__Data entries__.
···

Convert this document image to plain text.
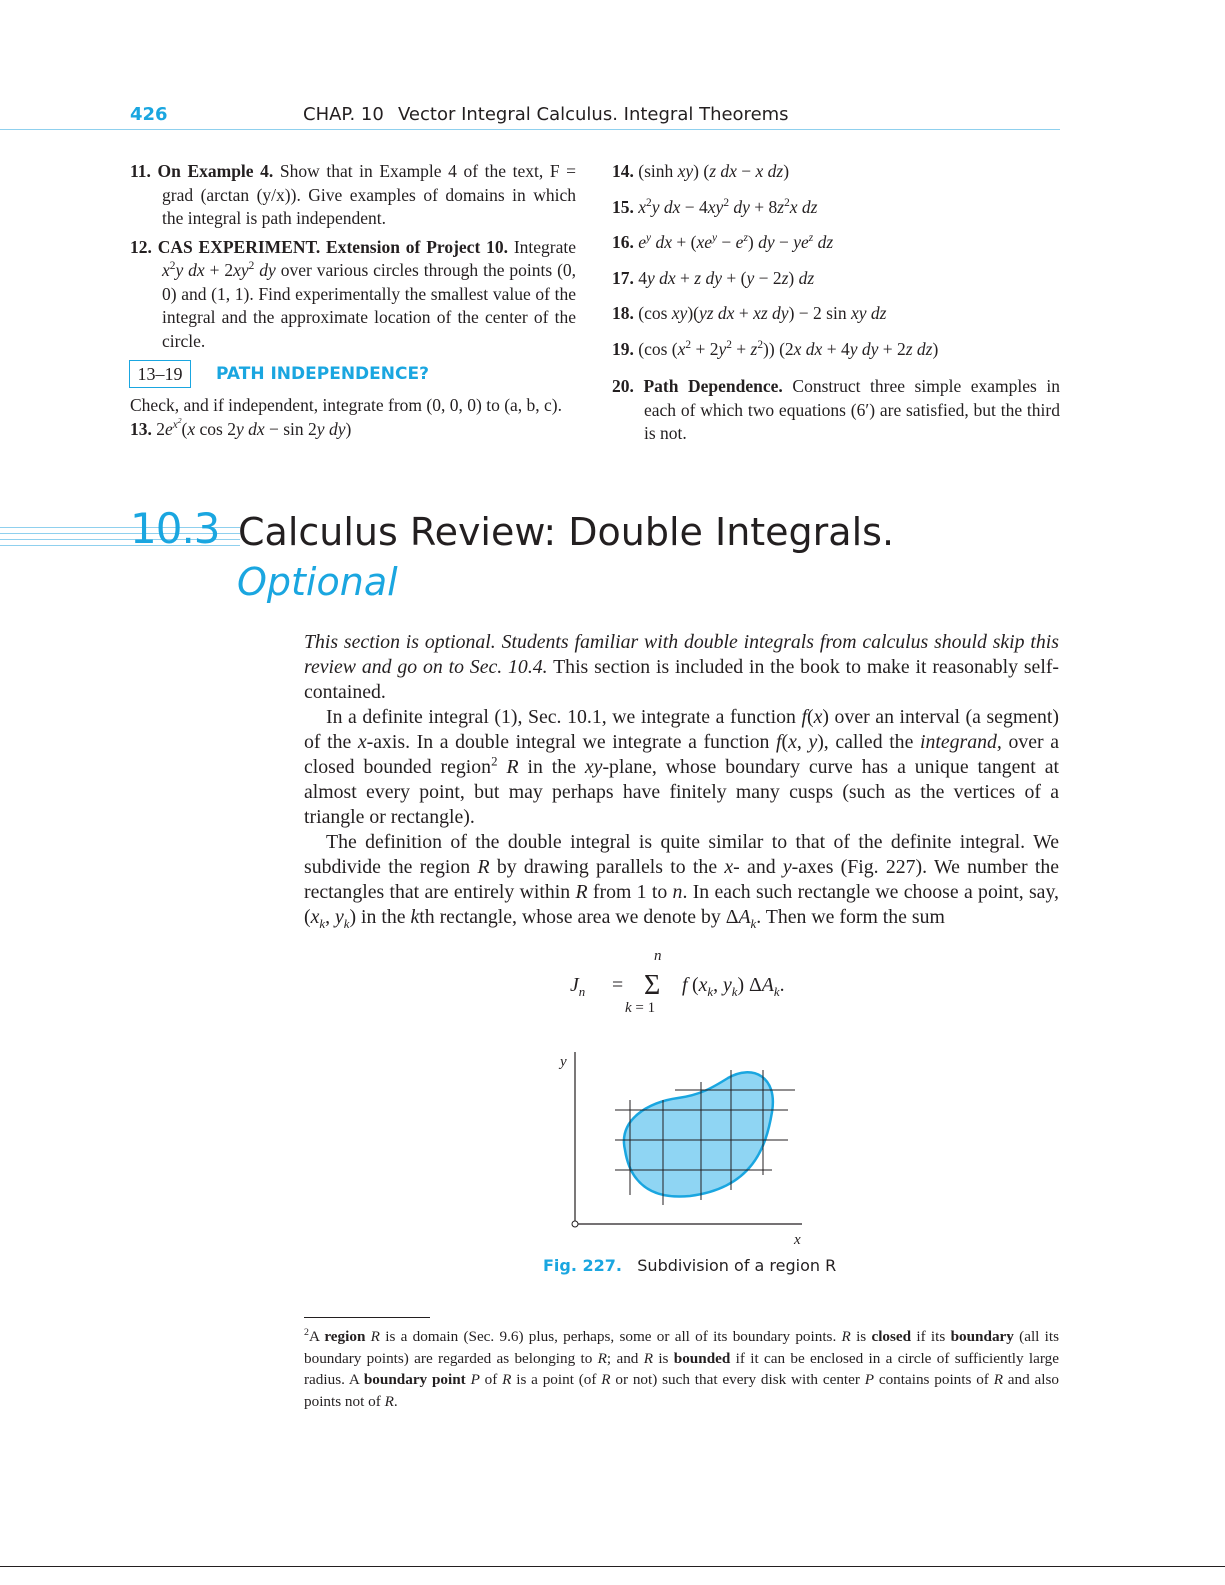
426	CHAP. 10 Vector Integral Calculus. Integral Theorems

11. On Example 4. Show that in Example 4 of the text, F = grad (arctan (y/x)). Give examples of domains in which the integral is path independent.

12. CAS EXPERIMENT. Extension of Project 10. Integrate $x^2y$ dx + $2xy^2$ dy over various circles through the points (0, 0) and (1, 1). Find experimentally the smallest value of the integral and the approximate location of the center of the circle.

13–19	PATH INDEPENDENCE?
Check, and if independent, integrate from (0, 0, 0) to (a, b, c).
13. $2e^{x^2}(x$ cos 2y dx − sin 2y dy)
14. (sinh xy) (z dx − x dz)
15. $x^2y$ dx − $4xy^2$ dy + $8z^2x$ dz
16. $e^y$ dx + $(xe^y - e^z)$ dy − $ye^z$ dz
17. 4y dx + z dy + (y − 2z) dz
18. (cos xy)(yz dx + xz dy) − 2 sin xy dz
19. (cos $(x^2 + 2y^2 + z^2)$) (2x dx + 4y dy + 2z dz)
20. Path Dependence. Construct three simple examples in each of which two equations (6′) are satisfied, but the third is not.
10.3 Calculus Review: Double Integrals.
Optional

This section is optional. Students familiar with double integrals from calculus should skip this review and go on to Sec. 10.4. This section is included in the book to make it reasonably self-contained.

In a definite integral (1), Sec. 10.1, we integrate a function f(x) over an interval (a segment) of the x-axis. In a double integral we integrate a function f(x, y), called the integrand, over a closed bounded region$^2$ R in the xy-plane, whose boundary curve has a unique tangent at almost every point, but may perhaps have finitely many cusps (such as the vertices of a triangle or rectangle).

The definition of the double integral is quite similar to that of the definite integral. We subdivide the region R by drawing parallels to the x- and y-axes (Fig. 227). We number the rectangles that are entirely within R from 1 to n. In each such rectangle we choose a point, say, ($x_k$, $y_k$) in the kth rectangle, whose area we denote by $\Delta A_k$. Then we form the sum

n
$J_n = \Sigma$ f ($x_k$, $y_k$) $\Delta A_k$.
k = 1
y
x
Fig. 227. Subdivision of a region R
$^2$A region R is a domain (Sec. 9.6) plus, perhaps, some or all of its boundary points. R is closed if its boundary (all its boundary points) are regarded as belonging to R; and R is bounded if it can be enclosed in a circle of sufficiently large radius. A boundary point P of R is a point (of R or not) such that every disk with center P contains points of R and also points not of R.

···

__Aim of the task__.
Write out every line of the listing that holds the word "boundary".

__In response__.
In a definite integral (1), Sec. 10.1, we integrate a function f(x) over an interval (a segment) of the x-axis. In a double integral we integrate a function f(x, y), called the integrand, over a closed bounded region$^2$ R in the xy-plane, whose boundary curve has a unique tangent at almost every point, but may perhaps have finitely many cusps (such as the vertices of a triangle or rectangle).
$^2$A region R is a domain (Sec. 9.6) plus, perhaps, some or all of its boundary points. R is closed if its boundary (all its boundary points) are regarded as belonging to R; and R is bounded if it can be enclosed in a circle of sufficiently large radius. A boundary point P of R is a point (of R or not) such that every disk with center P contains points of R and also points not of R.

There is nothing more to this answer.